INPUT ROWS >>
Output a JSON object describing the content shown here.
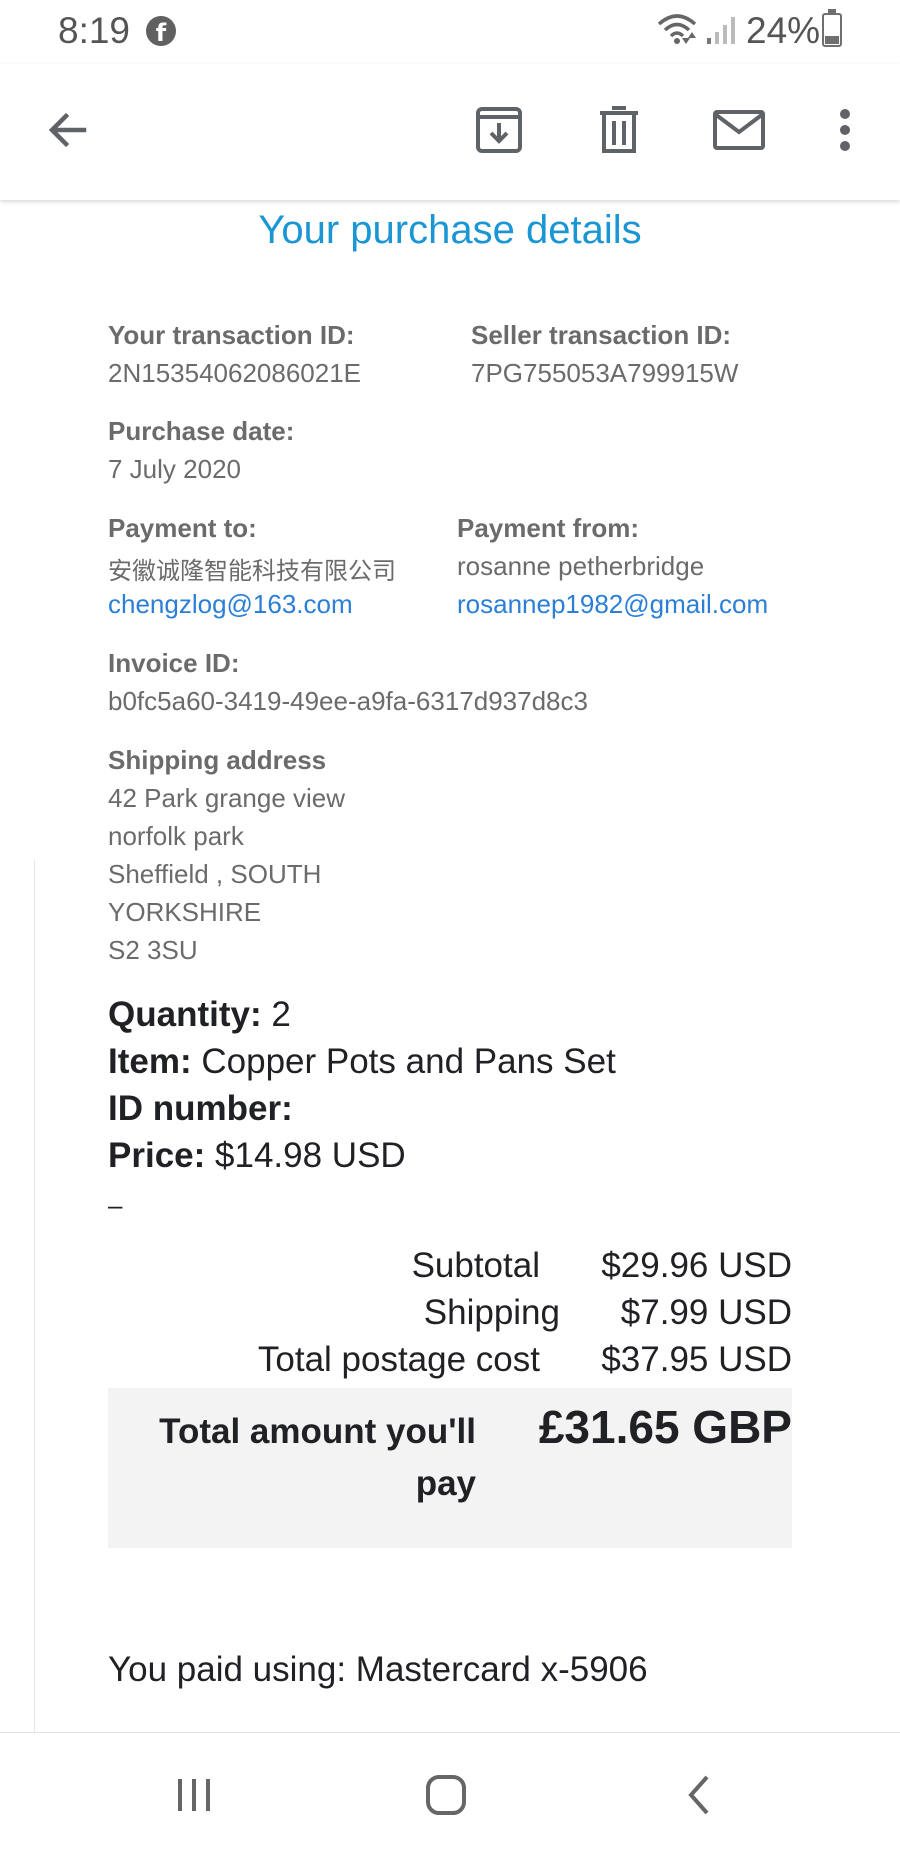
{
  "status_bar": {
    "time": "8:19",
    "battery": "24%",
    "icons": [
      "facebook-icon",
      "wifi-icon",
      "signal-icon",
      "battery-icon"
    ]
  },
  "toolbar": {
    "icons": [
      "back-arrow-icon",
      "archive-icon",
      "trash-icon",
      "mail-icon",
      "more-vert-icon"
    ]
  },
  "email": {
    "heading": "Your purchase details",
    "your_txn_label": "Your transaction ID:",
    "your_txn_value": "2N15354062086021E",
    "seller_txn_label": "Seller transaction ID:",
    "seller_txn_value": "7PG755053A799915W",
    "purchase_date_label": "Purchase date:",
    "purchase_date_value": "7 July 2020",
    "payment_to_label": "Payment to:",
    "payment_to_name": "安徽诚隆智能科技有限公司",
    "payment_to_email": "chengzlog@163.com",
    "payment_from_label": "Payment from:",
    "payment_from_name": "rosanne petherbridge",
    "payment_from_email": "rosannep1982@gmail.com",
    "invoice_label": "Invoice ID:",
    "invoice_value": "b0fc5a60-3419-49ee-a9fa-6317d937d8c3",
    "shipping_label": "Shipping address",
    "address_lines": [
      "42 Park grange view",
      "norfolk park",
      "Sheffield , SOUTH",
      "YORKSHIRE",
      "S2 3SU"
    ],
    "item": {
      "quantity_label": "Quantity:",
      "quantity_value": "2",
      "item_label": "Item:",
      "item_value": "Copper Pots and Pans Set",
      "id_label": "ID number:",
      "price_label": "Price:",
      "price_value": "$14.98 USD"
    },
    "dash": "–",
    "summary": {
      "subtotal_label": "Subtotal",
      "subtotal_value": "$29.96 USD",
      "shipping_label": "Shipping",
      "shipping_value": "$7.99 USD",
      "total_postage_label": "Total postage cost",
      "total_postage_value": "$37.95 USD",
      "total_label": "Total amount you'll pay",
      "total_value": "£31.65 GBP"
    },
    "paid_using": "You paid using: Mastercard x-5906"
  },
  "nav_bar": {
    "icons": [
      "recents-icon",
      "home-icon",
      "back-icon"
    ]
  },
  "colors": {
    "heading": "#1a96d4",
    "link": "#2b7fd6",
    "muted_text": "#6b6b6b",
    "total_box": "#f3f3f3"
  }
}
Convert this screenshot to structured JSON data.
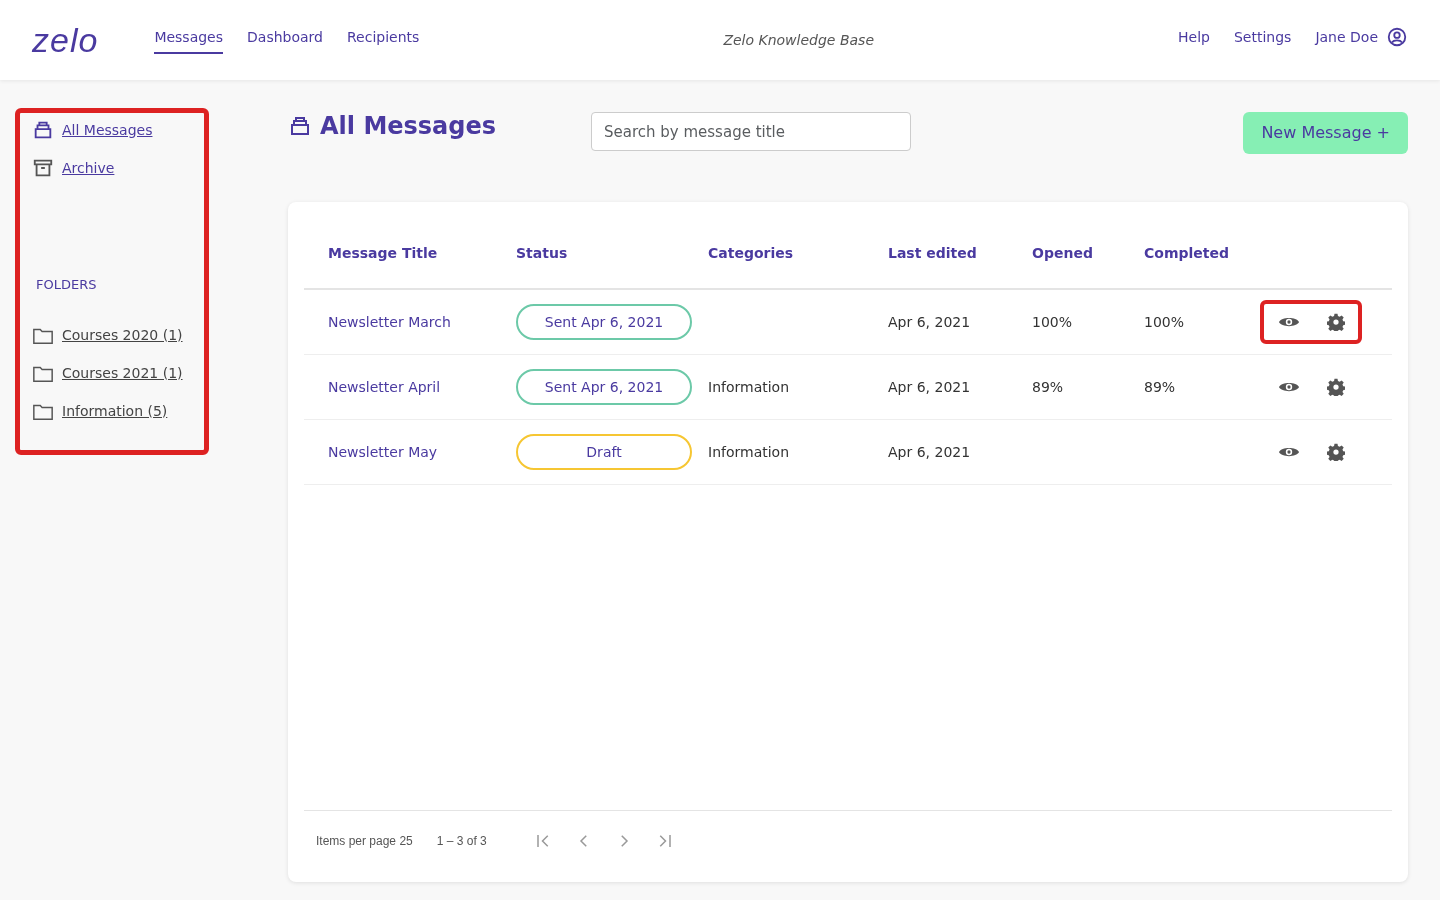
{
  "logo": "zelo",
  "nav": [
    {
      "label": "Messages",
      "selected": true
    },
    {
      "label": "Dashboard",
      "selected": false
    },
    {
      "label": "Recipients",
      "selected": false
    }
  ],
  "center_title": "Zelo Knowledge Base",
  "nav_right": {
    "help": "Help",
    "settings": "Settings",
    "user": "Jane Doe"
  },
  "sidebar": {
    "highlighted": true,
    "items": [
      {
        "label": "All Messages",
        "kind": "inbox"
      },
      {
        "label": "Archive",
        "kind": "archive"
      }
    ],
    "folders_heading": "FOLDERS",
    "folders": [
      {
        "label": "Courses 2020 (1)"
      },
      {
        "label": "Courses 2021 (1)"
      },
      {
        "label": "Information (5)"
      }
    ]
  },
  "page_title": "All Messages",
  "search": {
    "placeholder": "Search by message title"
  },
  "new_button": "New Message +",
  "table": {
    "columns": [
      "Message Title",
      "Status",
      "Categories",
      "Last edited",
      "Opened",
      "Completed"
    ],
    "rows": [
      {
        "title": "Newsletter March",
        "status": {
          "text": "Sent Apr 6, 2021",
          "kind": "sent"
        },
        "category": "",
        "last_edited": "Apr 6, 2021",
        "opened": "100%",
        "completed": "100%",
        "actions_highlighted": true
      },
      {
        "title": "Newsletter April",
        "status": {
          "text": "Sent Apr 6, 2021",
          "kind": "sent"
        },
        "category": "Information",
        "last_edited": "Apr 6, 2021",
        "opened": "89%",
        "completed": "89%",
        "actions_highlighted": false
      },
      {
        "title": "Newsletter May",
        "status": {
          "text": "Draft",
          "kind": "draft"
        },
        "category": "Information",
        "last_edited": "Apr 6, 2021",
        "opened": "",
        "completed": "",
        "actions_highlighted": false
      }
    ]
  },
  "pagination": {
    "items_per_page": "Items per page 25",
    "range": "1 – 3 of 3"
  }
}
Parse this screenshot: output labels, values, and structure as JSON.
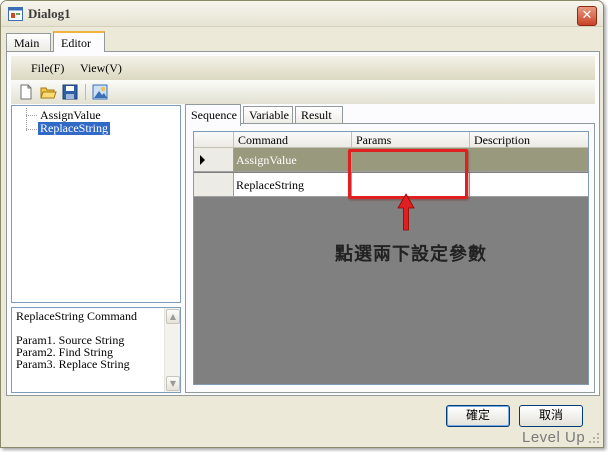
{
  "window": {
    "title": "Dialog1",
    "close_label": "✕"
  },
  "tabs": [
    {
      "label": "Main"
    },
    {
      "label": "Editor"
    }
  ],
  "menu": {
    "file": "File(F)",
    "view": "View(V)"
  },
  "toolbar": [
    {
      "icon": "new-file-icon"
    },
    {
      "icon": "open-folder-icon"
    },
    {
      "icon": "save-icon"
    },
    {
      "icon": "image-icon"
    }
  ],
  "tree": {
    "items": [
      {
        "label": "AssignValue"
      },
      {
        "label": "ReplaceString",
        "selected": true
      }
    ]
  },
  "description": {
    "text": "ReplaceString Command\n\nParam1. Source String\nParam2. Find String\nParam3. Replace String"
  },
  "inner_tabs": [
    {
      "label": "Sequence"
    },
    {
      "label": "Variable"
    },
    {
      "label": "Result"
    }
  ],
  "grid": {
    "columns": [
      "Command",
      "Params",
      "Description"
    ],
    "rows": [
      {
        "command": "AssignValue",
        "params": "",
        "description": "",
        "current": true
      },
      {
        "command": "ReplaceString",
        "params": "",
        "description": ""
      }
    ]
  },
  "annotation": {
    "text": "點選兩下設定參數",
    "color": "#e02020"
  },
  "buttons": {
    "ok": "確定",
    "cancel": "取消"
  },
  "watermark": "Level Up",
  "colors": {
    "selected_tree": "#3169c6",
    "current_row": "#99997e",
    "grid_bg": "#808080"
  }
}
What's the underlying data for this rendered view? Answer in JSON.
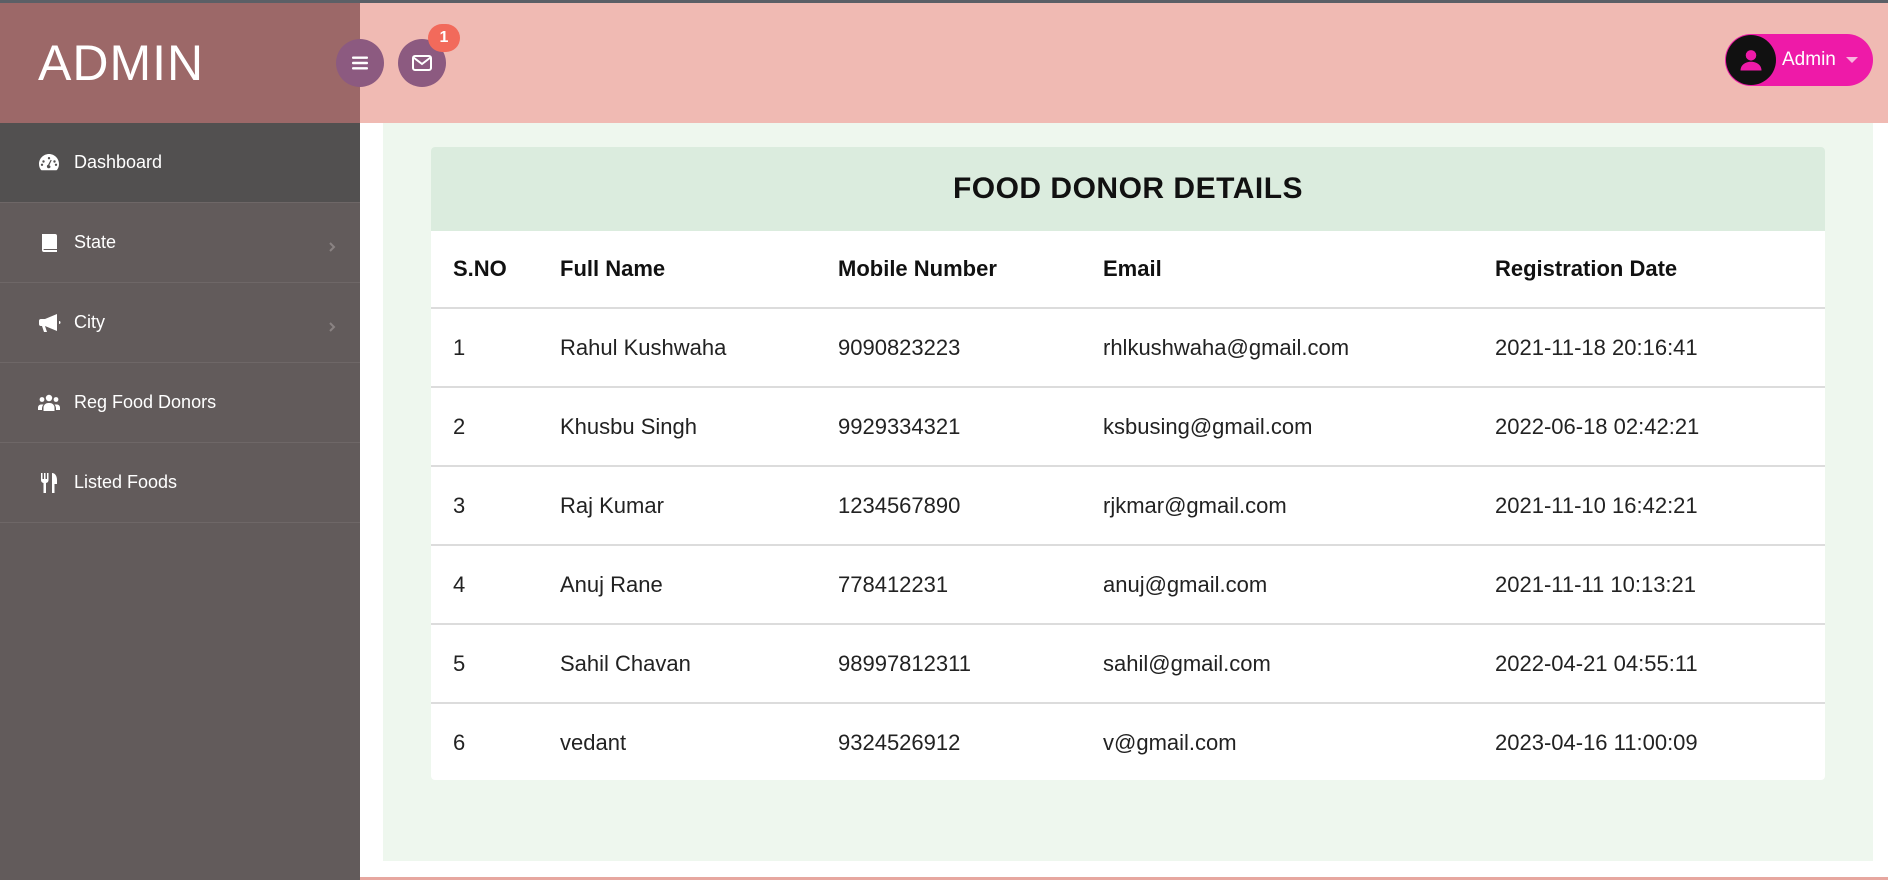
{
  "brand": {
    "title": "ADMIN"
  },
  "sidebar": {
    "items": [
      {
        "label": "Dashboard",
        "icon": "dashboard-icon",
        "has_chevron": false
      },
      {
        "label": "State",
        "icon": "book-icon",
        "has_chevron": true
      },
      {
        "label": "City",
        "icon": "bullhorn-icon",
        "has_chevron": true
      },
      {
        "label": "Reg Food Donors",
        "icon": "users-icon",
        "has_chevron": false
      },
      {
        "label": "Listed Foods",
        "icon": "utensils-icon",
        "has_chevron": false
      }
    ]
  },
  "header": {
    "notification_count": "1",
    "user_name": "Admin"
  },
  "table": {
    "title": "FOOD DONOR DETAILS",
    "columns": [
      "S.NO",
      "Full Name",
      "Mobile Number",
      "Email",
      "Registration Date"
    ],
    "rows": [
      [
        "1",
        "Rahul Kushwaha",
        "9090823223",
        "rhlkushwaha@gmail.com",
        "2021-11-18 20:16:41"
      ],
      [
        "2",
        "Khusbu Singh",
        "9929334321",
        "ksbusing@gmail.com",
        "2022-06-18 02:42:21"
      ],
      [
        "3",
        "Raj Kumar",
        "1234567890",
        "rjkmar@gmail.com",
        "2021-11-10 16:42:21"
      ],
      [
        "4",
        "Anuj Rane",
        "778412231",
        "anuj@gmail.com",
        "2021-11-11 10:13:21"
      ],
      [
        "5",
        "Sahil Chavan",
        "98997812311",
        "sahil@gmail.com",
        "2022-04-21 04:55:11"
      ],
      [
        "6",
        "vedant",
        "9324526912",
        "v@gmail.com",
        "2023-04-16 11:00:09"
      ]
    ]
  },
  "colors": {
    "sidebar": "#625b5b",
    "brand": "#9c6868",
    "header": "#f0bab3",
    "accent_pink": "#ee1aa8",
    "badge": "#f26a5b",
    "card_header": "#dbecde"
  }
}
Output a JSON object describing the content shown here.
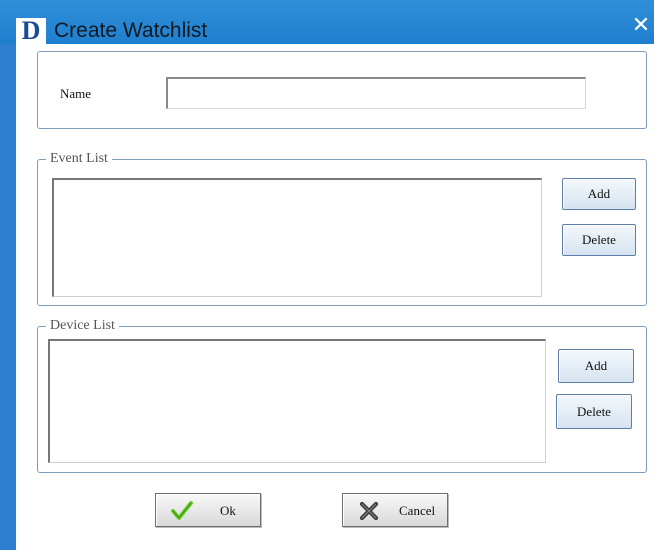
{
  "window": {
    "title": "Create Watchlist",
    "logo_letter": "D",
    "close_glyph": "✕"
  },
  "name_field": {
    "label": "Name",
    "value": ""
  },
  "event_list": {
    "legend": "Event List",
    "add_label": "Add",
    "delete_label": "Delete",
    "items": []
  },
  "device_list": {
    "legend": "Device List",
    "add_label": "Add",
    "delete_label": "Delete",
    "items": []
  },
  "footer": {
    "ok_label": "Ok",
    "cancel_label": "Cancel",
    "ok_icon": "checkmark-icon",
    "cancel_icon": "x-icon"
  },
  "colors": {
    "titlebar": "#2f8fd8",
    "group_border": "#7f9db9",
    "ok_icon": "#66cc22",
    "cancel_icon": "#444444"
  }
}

TASK PROMPT >>
Say how many lines in the records above hold "kind", and give no other text.

SOLVED EXERCISE >>
5